Document page data
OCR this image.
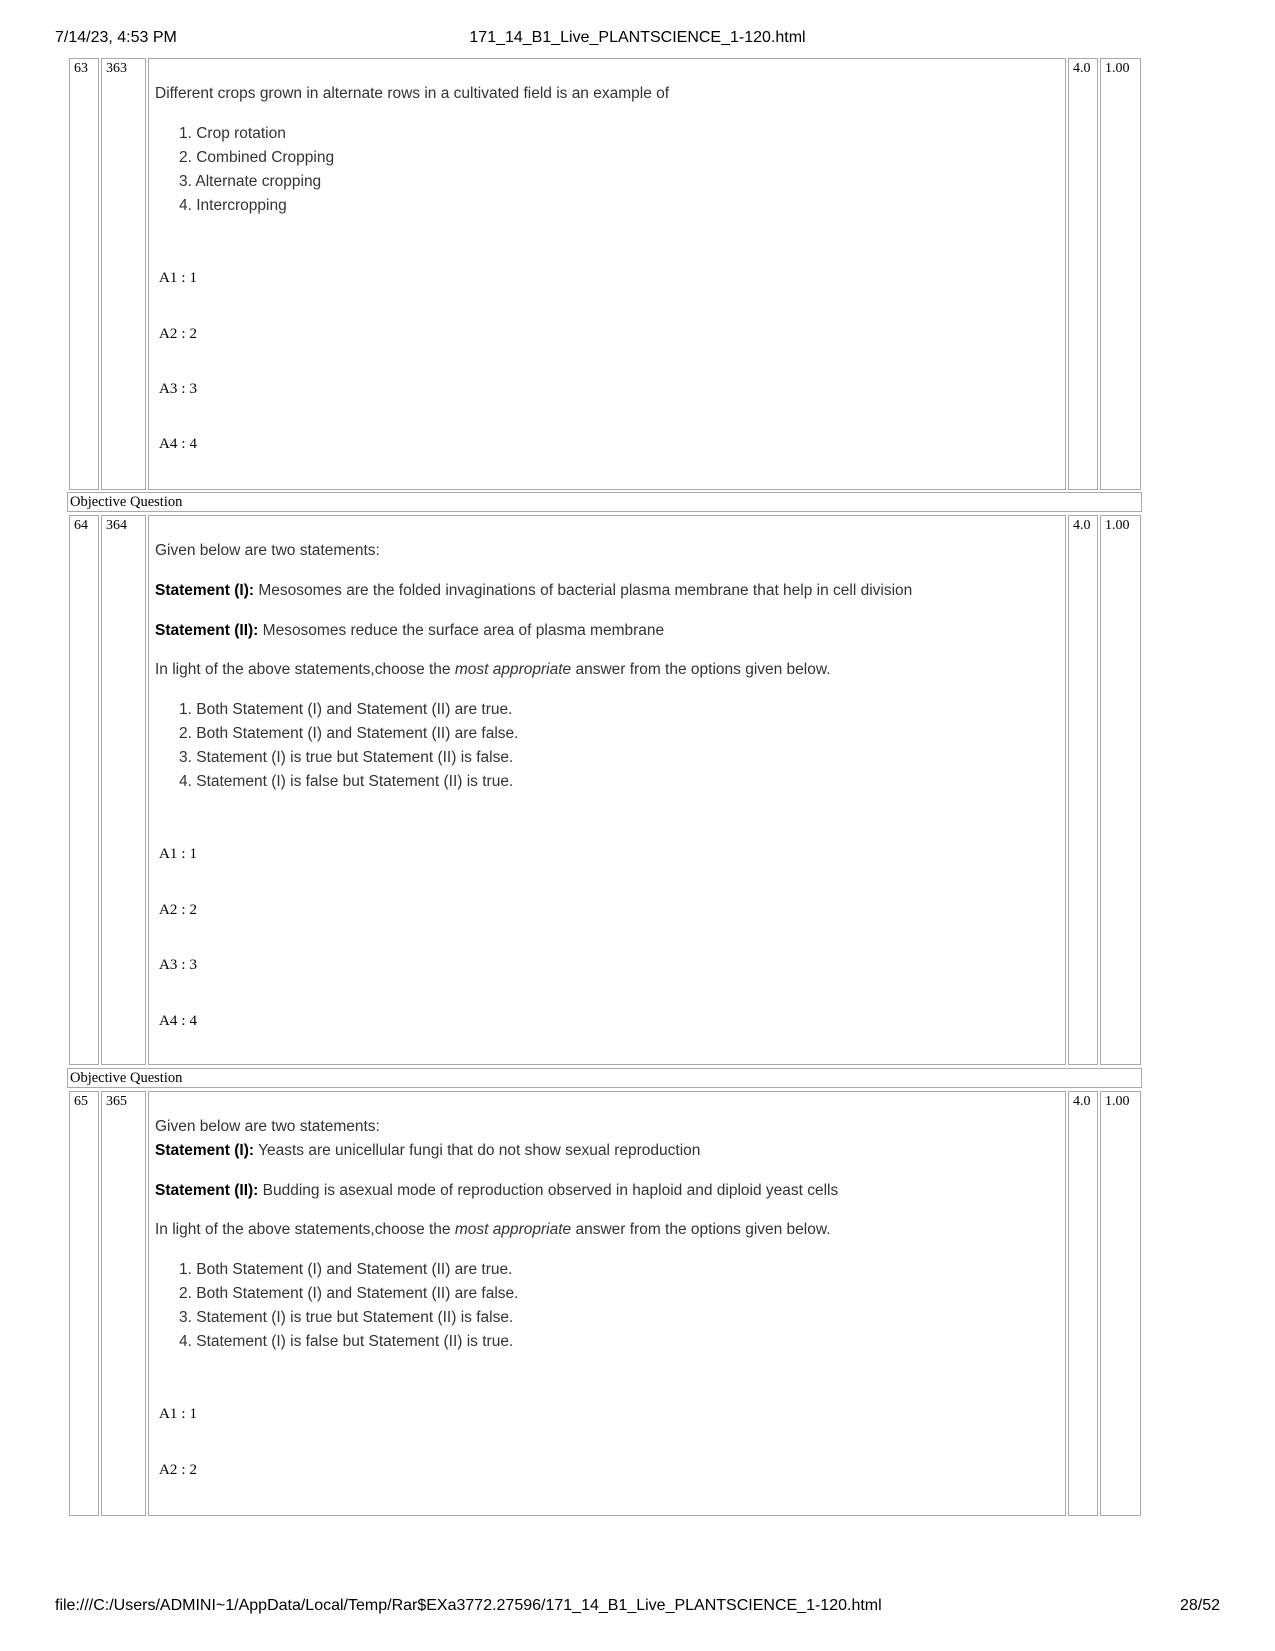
7/14/23, 4:53 PM	171_14_B1_Live_PLANTSCIENCE_1-120.html
63	363
Different crops grown in alternate rows in a cultivated field is an example of
1. Crop rotation
2. Combined Cropping
3. Alternate cropping
4. Intercropping
A1 : 1
A2 : 2
A3 : 3
A4 : 4
4.0	1.00
Objective Question
64	364
Given below are two statements:
Statement (I): Mesosomes are the folded invaginations of bacterial plasma membrane that help in cell division
Statement (II): Mesosomes reduce the surface area of plasma membrane
In light of the above statements,choose the most appropriate answer from the options given below.
1. Both Statement (I) and Statement (II) are true.
2. Both Statement (I) and Statement (II) are false.
3. Statement (I) is true but Statement (II) is false.
4. Statement (I) is false but Statement (II) is true.
A1 : 1
A2 : 2
A3 : 3
A4 : 4
4.0	1.00
Objective Question
65	365
Given below are two statements:
Statement (I): Yeasts are unicellular fungi that do not show sexual reproduction
Statement (II): Budding is asexual mode of reproduction observed in haploid and diploid yeast cells
In light of the above statements,choose the most appropriate answer from the options given below.
1. Both Statement (I) and Statement (II) are true.
2. Both Statement (I) and Statement (II) are false.
3. Statement (I) is true but Statement (II) is false.
4. Statement (I) is false but Statement (II) is true.
A1 : 1
A2 : 2
4.0	1.00
file:///C:/Users/ADMINI~1/AppData/Local/Temp/Rar$EXa3772.27596/171_14_B1_Live_PLANTSCIENCE_1-120.html	28/52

**Exercise prompt**.
Nothing in the entries above should change when they are printed again, except that the pictures are dropped.

**Written response**.
OCR this image.
7/14/23, 4:53 PM	171_14_B1_Live_PLANTSCIENCE_1-120.html
63	363
Different crops grown in alternate rows in a cultivated field is an example of
1. Crop rotation
2. Combined Cropping
3. Alternate cropping
4. Intercropping
A1 : 1
A2 : 2
A3 : 3
A4 : 4
4.0	1.00
Objective Question
64	364
Given below are two statements:
Statement (I): Mesosomes are the folded invaginations of bacterial plasma membrane that help in cell division
Statement (II): Mesosomes reduce the surface area of plasma membrane
In light of the above statements,choose the most appropriate answer from the options given below.
1. Both Statement (I) and Statement (II) are true.
2. Both Statement (I) and Statement (II) are false.
3. Statement (I) is true but Statement (II) is false.
4. Statement (I) is false but Statement (II) is true.
A1 : 1
A2 : 2
A3 : 3
A4 : 4
4.0	1.00
Objective Question
65	365
Given below are two statements:
Statement (I): Yeasts are unicellular fungi that do not show sexual reproduction
Statement (II): Budding is asexual mode of reproduction observed in haploid and diploid yeast cells
In light of the above statements,choose the most appropriate answer from the options given below.
1. Both Statement (I) and Statement (II) are true.
2. Both Statement (I) and Statement (II) are false.
3. Statement (I) is true but Statement (II) is false.
4. Statement (I) is false but Statement (II) is true.
A1 : 1
A2 : 2
4.0	1.00
file:///C:/Users/ADMINI~1/AppData/Local/Temp/Rar$EXa3772.27596/171_14_B1_Live_PLANTSCIENCE_1-120.html	28/52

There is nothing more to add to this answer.